--- WHAT IS ASKED ---
Print the entries below in their entirety, exactly as they are written.

--- SUPPLIED DATA ---
..........

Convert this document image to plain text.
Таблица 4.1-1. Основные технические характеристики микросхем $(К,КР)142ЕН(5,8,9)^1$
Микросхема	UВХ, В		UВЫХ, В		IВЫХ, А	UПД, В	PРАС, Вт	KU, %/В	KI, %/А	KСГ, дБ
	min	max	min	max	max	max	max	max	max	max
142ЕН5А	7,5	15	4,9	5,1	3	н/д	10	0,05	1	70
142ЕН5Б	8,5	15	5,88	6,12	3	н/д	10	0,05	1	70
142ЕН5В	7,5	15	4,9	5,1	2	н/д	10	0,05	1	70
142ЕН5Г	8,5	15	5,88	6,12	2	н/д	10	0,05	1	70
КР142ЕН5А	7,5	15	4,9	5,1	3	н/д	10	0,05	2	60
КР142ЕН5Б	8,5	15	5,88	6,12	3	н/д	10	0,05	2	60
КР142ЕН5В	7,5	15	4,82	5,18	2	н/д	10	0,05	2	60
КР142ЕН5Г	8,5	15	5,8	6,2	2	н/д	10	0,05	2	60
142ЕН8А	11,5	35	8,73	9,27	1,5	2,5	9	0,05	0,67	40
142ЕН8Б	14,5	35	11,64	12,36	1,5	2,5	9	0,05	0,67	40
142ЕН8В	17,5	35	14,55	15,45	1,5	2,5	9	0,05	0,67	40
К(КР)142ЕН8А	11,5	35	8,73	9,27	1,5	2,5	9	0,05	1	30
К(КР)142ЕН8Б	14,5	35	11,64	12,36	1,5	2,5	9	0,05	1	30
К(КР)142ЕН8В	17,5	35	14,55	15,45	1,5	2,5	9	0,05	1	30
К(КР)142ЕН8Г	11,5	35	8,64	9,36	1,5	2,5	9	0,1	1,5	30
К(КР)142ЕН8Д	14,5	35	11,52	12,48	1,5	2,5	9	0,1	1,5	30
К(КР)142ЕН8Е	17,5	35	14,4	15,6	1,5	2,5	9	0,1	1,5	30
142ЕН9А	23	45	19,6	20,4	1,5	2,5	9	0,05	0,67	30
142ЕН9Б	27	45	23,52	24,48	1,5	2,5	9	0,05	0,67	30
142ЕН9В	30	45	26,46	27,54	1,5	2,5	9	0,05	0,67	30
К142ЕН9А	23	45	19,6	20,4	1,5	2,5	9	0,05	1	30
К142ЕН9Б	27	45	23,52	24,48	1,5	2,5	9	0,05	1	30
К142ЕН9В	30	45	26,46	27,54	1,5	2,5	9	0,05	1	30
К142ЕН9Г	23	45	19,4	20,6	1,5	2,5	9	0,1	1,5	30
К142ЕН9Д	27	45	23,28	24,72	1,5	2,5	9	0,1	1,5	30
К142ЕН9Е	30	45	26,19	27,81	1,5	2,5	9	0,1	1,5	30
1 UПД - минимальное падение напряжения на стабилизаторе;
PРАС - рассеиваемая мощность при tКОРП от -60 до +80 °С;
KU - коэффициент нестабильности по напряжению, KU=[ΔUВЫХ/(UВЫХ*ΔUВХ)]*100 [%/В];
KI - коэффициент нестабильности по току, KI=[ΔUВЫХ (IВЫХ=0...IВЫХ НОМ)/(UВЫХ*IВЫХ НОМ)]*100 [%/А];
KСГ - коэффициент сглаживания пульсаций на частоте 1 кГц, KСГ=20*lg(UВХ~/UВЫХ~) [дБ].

..........

--- RESULT OF THIS EXERCISE ---
Convert this document image to plain text.
Таблица 4.1-1. Основные технические характеристики микросхем $(К,КР)142ЕН(5,8,9)^1$
Микросхема	UВХ, В		UВЫХ, В		IВЫХ, А	UПД, В	PРАС, Вт	KU, %/В	KI, %/А	KСГ, дБ
	min	max	min	max	max	max	max	max	max	max
142ЕН5А	7,5	15	4,9	5,1	3	н/д	10	0,05	1	70
142ЕН5Б	8,5	15	5,88	6,12	3	н/д	10	0,05	1	70
142ЕН5В	7,5	15	4,9	5,1	2	н/д	10	0,05	1	70
142ЕН5Г	8,5	15	5,88	6,12	2	н/д	10	0,05	1	70
КР142ЕН5А	7,5	15	4,9	5,1	3	н/д	10	0,05	2	60
КР142ЕН5Б	8,5	15	5,88	6,12	3	н/д	10	0,05	2	60
КР142ЕН5В	7,5	15	4,82	5,18	2	н/д	10	0,05	2	60
КР142ЕН5Г	8,5	15	5,8	6,2	2	н/д	10	0,05	2	60
142ЕН8А	11,5	35	8,73	9,27	1,5	2,5	9	0,05	0,67	40
142ЕН8Б	14,5	35	11,64	12,36	1,5	2,5	9	0,05	0,67	40
142ЕН8В	17,5	35	14,55	15,45	1,5	2,5	9	0,05	0,67	40
К(КР)142ЕН8А	11,5	35	8,73	9,27	1,5	2,5	9	0,05	1	30
К(КР)142ЕН8Б	14,5	35	11,64	12,36	1,5	2,5	9	0,05	1	30
К(КР)142ЕН8В	17,5	35	14,55	15,45	1,5	2,5	9	0,05	1	30
К(КР)142ЕН8Г	11,5	35	8,64	9,36	1,5	2,5	9	0,1	1,5	30
К(КР)142ЕН8Д	14,5	35	11,52	12,48	1,5	2,5	9	0,1	1,5	30
К(КР)142ЕН8Е	17,5	35	14,4	15,6	1,5	2,5	9	0,1	1,5	30
142ЕН9А	23	45	19,6	20,4	1,5	2,5	9	0,05	0,67	30
142ЕН9Б	27	45	23,52	24,48	1,5	2,5	9	0,05	0,67	30
142ЕН9В	30	45	26,46	27,54	1,5	2,5	9	0,05	0,67	30
К142ЕН9А	23	45	19,6	20,4	1,5	2,5	9	0,05	1	30
К142ЕН9Б	27	45	23,52	24,48	1,5	2,5	9	0,05	1	30
К142ЕН9В	30	45	26,46	27,54	1,5	2,5	9	0,05	1	30
К142ЕН9Г	23	45	19,4	20,6	1,5	2,5	9	0,1	1,5	30
К142ЕН9Д	27	45	23,28	24,72	1,5	2,5	9	0,1	1,5	30
К142ЕН9Е	30	45	26,19	27,81	1,5	2,5	9	0,1	1,5	30
1 UПД - минимальное падение напряжения на стабилизаторе;
PРАС - рассеиваемая мощность при tКОРП от -60 до +80 °С;
KU - коэффициент нестабильности по напряжению, KU=[ΔUВЫХ/(UВЫХ*ΔUВХ)]*100 [%/В];
KI - коэффициент нестабильности по току, KI=[ΔUВЫХ (IВЫХ=0...IВЫХ НОМ)/(UВЫХ*IВЫХ НОМ)]*100 [%/А];
KСГ - коэффициент сглаживания пульсаций на частоте 1 кГц, KСГ=20*lg(UВХ~/UВЫХ~) [дБ].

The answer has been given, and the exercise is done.